> [Written exercise]:
Quote all of the entries word for word.

— start of Extracted information —

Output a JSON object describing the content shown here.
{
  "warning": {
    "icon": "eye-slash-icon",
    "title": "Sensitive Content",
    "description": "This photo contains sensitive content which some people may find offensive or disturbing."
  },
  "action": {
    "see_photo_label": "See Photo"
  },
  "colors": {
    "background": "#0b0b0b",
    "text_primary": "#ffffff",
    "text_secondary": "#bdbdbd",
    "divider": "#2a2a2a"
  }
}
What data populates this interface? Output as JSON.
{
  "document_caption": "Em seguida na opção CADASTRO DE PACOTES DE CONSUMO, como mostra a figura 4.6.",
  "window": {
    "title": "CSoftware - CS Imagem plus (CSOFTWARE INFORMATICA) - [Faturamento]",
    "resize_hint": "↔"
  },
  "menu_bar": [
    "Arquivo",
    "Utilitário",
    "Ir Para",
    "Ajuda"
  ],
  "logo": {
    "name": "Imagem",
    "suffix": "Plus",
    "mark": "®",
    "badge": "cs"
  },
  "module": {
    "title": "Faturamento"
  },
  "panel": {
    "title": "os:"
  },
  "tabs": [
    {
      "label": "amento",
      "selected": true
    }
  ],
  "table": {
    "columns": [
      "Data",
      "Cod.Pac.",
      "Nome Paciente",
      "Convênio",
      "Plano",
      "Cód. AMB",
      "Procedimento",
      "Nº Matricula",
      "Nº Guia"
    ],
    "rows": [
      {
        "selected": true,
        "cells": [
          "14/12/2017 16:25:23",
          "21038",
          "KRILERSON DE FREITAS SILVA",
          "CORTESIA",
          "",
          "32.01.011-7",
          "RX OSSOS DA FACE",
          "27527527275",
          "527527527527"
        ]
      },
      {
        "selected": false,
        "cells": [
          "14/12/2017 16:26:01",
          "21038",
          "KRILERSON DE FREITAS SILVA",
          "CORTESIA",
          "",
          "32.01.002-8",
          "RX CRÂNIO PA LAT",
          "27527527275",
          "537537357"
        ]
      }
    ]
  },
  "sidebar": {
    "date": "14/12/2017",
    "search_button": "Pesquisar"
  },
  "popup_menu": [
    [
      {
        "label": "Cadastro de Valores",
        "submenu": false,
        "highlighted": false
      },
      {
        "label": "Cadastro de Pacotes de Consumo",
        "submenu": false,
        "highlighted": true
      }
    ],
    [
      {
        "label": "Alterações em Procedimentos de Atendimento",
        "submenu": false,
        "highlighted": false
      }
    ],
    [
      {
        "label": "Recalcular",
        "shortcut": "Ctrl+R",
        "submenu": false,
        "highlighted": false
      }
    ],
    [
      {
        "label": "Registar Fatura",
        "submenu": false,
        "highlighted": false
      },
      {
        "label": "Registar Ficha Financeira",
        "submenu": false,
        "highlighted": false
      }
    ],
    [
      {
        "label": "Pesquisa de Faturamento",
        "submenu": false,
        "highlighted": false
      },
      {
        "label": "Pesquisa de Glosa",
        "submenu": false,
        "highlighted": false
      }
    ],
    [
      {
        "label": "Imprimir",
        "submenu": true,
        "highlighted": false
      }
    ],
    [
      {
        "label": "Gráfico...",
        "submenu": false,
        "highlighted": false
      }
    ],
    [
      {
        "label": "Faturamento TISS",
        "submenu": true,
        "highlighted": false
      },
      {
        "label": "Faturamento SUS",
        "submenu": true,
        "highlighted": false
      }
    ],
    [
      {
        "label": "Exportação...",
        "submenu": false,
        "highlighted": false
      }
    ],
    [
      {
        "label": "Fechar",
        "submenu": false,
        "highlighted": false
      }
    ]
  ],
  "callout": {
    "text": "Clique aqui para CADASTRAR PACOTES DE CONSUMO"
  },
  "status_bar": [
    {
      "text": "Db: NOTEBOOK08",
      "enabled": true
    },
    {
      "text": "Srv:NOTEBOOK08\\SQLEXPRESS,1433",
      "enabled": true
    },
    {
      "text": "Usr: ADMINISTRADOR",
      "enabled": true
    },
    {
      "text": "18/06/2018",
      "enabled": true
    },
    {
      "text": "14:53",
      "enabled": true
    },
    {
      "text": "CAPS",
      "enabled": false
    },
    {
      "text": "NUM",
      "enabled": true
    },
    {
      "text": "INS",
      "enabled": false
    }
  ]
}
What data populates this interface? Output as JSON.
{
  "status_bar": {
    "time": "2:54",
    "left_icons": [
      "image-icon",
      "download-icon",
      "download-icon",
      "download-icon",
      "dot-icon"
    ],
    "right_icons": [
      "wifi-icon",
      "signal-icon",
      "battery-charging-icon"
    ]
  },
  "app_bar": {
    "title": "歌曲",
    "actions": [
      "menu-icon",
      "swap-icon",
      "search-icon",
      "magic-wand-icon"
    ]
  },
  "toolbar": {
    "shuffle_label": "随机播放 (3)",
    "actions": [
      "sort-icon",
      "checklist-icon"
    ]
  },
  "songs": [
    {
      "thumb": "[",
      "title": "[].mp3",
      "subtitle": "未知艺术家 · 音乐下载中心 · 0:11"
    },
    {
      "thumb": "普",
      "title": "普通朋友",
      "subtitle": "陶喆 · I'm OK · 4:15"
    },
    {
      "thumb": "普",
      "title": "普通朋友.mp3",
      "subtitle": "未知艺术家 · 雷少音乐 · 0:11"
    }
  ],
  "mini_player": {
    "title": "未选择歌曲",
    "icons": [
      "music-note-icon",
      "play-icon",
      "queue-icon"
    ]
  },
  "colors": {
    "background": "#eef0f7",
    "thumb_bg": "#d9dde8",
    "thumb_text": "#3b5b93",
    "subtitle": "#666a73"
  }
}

— end of Extracted information —

> [Exercise response]:
Output a JSON object describing the content shown here.
{
  "warning": {
    "icon": "eye-slash-icon",
    "title": "Sensitive Content",
    "description": "This photo contains sensitive content which some people may find offensive or disturbing."
  },
  "action": {
    "see_photo_label": "See Photo"
  },
  "colors": {
    "background": "#0b0b0b",
    "text_primary": "#ffffff",
    "text_secondary": "#bdbdbd",
    "divider": "#2a2a2a"
  }
}
What data populates this interface? Output as JSON.
{
  "document_caption": "Em seguida na opção CADASTRO DE PACOTES DE CONSUMO, como mostra a figura 4.6.",
  "window": {
    "title": "CSoftware - CS Imagem plus (CSOFTWARE INFORMATICA) - [Faturamento]",
    "resize_hint": "↔"
  },
  "menu_bar": [
    "Arquivo",
    "Utilitário",
    "Ir Para",
    "Ajuda"
  ],
  "logo": {
    "name": "Imagem",
    "suffix": "Plus",
    "mark": "®",
    "badge": "cs"
  },
  "module": {
    "title": "Faturamento"
  },
  "panel": {
    "title": "os:"
  },
  "tabs": [
    {
      "label": "amento",
      "selected": true
    }
  ],
  "table": {
    "columns": [
      "Data",
      "Cod.Pac.",
      "Nome Paciente",
      "Convênio",
      "Plano",
      "Cód. AMB",
      "Procedimento",
      "Nº Matricula",
      "Nº Guia"
    ],
    "rows": [
      {
        "selected": true,
        "cells": [
          "14/12/2017 16:25:23",
          "21038",
          "KRILERSON DE FREITAS SILVA",
          "CORTESIA",
          "",
          "32.01.011-7",
          "RX OSSOS DA FACE",
          "27527527275",
          "527527527527"
        ]
      },
      {
        "selected": false,
        "cells": [
          "14/12/2017 16:26:01",
          "21038",
          "KRILERSON DE FREITAS SILVA",
          "CORTESIA",
          "",
          "32.01.002-8",
          "RX CRÂNIO PA LAT",
          "27527527275",
          "537537357"
        ]
      }
    ]
  },
  "sidebar": {
    "date": "14/12/2017",
    "search_button": "Pesquisar"
  },
  "popup_menu": [
    [
      {
        "label": "Cadastro de Valores",
        "submenu": false,
        "highlighted": false
      },
      {
        "label": "Cadastro de Pacotes de Consumo",
        "submenu": false,
        "highlighted": true
      }
    ],
    [
      {
        "label": "Alterações em Procedimentos de Atendimento",
        "submenu": false,
        "highlighted": false
      }
    ],
    [
      {
        "label": "Recalcular",
        "shortcut": "Ctrl+R",
        "submenu": false,
        "highlighted": false
      }
    ],
    [
      {
        "label": "Registar Fatura",
        "submenu": false,
        "highlighted": false
      },
      {
        "label": "Registar Ficha Financeira",
        "submenu": false,
        "highlighted": false
      }
    ],
    [
      {
        "label": "Pesquisa de Faturamento",
        "submenu": false,
        "highlighted": false
      },
      {
        "label": "Pesquisa de Glosa",
        "submenu": false,
        "highlighted": false
      }
    ],
    [
      {
        "label": "Imprimir",
        "submenu": true,
        "highlighted": false
      }
    ],
    [
      {
        "label": "Gráfico...",
        "submenu": false,
        "highlighted": false
      }
    ],
    [
      {
        "label": "Faturamento TISS",
        "submenu": true,
        "highlighted": false
      },
      {
        "label": "Faturamento SUS",
        "submenu": true,
        "highlighted": false
      }
    ],
    [
      {
        "label": "Exportação...",
        "submenu": false,
        "highlighted": false
      }
    ],
    [
      {
        "label": "Fechar",
        "submenu": false,
        "highlighted": false
      }
    ]
  ],
  "callout": {
    "text": "Clique aqui para CADASTRAR PACOTES DE CONSUMO"
  },
  "status_bar": [
    {
      "text": "Db: NOTEBOOK08",
      "enabled": true
    },
    {
      "text": "Srv:NOTEBOOK08\\SQLEXPRESS,1433",
      "enabled": true
    },
    {
      "text": "Usr: ADMINISTRADOR",
      "enabled": true
    },
    {
      "text": "18/06/2018",
      "enabled": true
    },
    {
      "text": "14:53",
      "enabled": true
    },
    {
      "text": "CAPS",
      "enabled": false
    },
    {
      "text": "NUM",
      "enabled": true
    },
    {
      "text": "INS",
      "enabled": false
    }
  ]
}
What data populates this interface? Output as JSON.
{
  "status_bar": {
    "time": "2:54",
    "left_icons": [
      "image-icon",
      "download-icon",
      "download-icon",
      "download-icon",
      "dot-icon"
    ],
    "right_icons": [
      "wifi-icon",
      "signal-icon",
      "battery-charging-icon"
    ]
  },
  "app_bar": {
    "title": "歌曲",
    "actions": [
      "menu-icon",
      "swap-icon",
      "search-icon",
      "magic-wand-icon"
    ]
  },
  "toolbar": {
    "shuffle_label": "随机播放 (3)",
    "actions": [
      "sort-icon",
      "checklist-icon"
    ]
  },
  "songs": [
    {
      "thumb": "[",
      "title": "[].mp3",
      "subtitle": "未知艺术家 · 音乐下载中心 · 0:11"
    },
    {
      "thumb": "普",
      "title": "普通朋友",
      "subtitle": "陶喆 · I'm OK · 4:15"
    },
    {
      "thumb": "普",
      "title": "普通朋友.mp3",
      "subtitle": "未知艺术家 · 雷少音乐 · 0:11"
    }
  ],
  "mini_player": {
    "title": "未选择歌曲",
    "icons": [
      "music-note-icon",
      "play-icon",
      "queue-icon"
    ]
  },
  "colors": {
    "background": "#eef0f7",
    "thumb_bg": "#d9dde8",
    "thumb_text": "#3b5b93",
    "subtitle": "#666a73"
  }
}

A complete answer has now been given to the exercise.